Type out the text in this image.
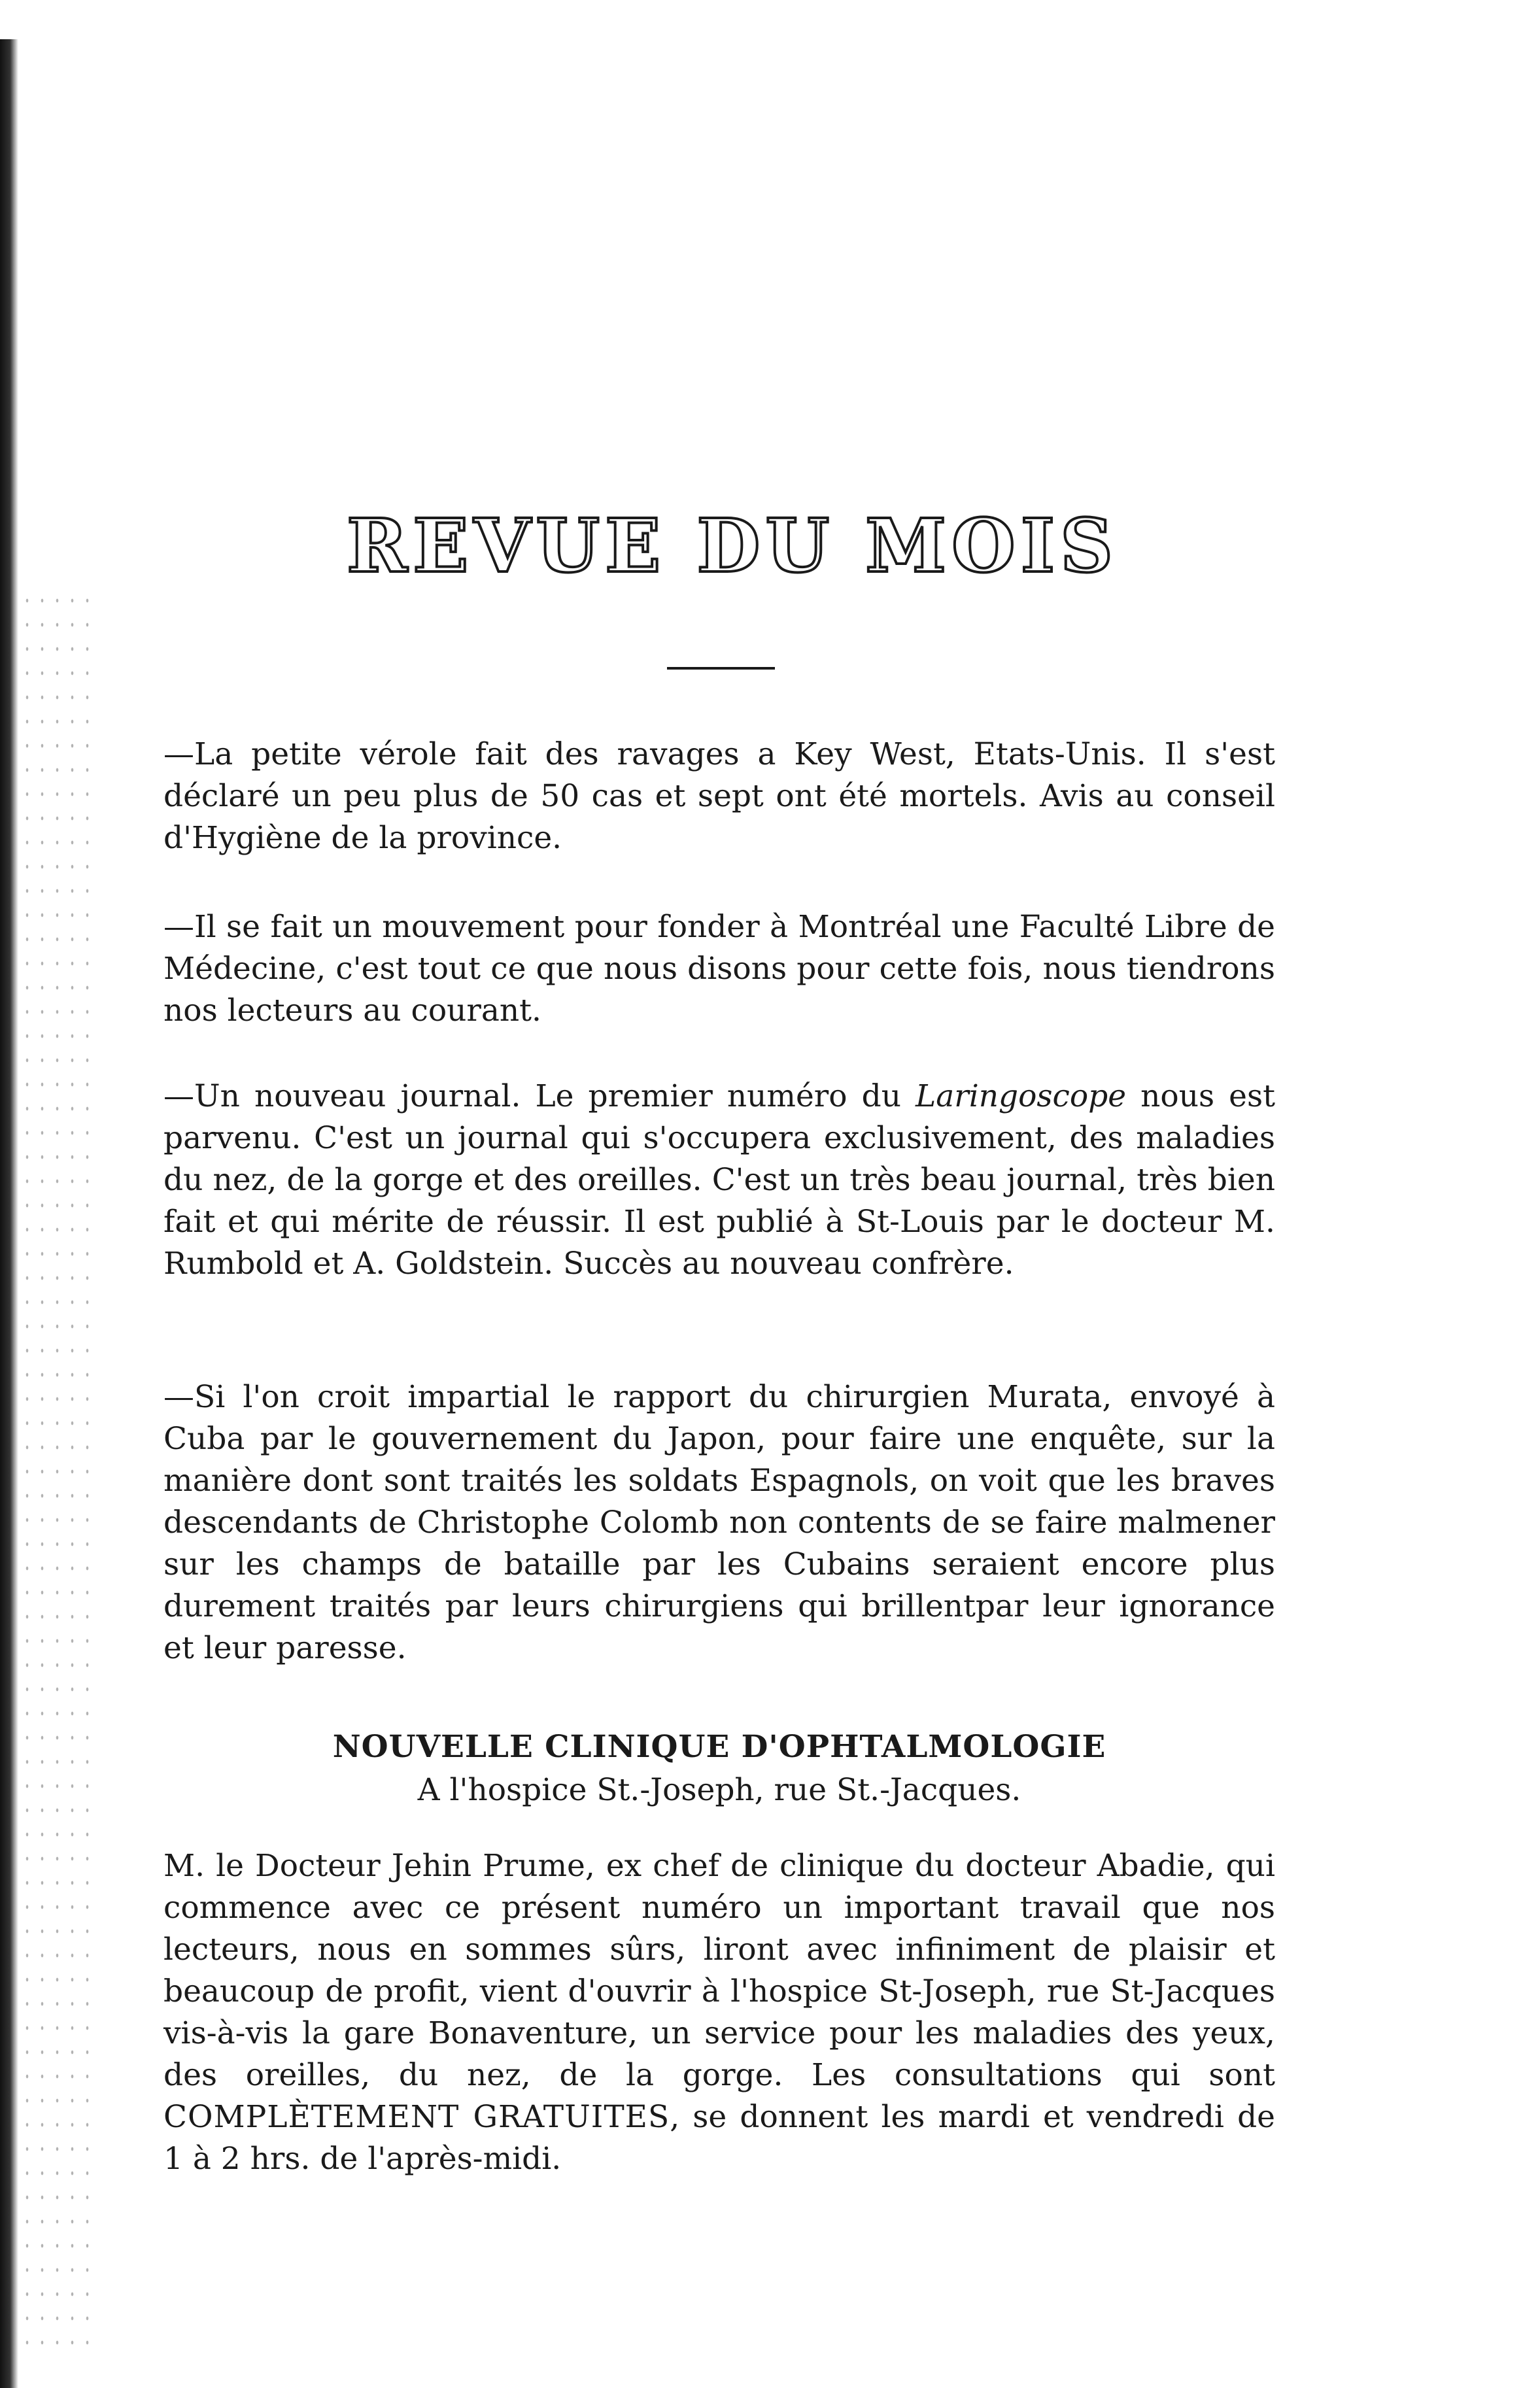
REVUE DU MOIS

—La petite vérole fait des ravages a Key West, Etats-Unis. Il s'est déclaré un peu plus de 50 cas et sept ont été mortels. Avis au conseil d'Hygiène de la province.

—Il se fait un mouvement pour fonder à Montréal une Faculté Libre de Médecine, c'est tout ce que nous disons pour cette fois, nous tiendrons nos lecteurs au courant.

—Un nouveau journal. Le premier numéro du Laringoscope nous est parvenu. C'est un journal qui s'occupera exclusivement, des maladies du nez, de la gorge et des oreilles. C'est un très beau journal, très bien fait et qui mérite de réussir. Il est publié à St-Louis par le docteur M. Rumbold et A. Goldstein. Succès au nouveau confrère.

—Si l'on croit impartial le rapport du chirurgien Murata, envoyé à Cuba par le gouvernement du Japon, pour faire une enquête, sur la manière dont sont traités les soldats Espagnols, on voit que les braves descendants de Christophe Colomb non contents de se faire malmener sur les champs de bataille par les Cubains seraient encore plus durement traités par leurs chirurgiens qui brillentpar leur ignorance et leur paresse.

NOUVELLE CLINIQUE D'OPHTALMOLOGIE

A l'hospice St.-Joseph, rue St.-Jacques.

M. le Docteur Jehin Prume, ex chef de clinique du docteur Abadie, qui commence avec ce présent numéro un important travail que nos lecteurs, nous en sommes sûrs, liront avec infiniment de plaisir et beaucoup de profit, vient d'ouvrir à l'hospice St-Joseph, rue St-Jacques vis-à-vis la gare Bonaventure, un service pour les maladies des yeux, des oreilles, du nez, de la gorge. Les consultations qui sont COMPLÈTEMENT GRATUITES, se donnent les mardi et vendredi de 1 à 2 hrs. de l'après-midi.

━━━━━━

Problem to solve>
Determine the number of lines in the data that contain "Joseph" as a word or string, and state only that number.

Full response>
2